▶
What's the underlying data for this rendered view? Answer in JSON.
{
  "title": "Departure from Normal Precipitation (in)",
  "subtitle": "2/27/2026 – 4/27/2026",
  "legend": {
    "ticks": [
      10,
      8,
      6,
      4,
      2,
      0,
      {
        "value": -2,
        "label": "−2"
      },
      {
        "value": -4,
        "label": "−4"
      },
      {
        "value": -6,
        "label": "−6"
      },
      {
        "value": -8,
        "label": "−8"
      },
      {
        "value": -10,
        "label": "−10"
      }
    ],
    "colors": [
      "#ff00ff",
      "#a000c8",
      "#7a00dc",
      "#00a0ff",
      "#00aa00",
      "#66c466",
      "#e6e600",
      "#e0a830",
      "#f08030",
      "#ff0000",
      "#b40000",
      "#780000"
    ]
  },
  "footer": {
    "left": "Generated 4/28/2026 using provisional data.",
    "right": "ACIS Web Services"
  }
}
◀
◆ TASK OBJECTIVE
Repeat all the entries exactly as given.

◆ PROBLEM SOLUTION
What's the underlying data for this rendered view? Answer in JSON.
{
  "title": "Departure from Normal Precipitation (in)",
  "subtitle": "2/27/2026 – 4/27/2026",
  "legend": {
    "ticks": [
      10,
      8,
      6,
      4,
      2,
      0,
      {
        "value": -2,
        "label": "−2"
      },
      {
        "value": -4,
        "label": "−4"
      },
      {
        "value": -6,
        "label": "−6"
      },
      {
        "value": -8,
        "label": "−8"
      },
      {
        "value": -10,
        "label": "−10"
      }
    ],
    "colors": [
      "#ff00ff",
      "#a000c8",
      "#7a00dc",
      "#00a0ff",
      "#00aa00",
      "#66c466",
      "#e6e600",
      "#e0a830",
      "#f08030",
      "#ff0000",
      "#b40000",
      "#780000"
    ]
  },
  "footer": {
    "left": "Generated 4/28/2026 using provisional data.",
    "right": "ACIS Web Services"
  }
}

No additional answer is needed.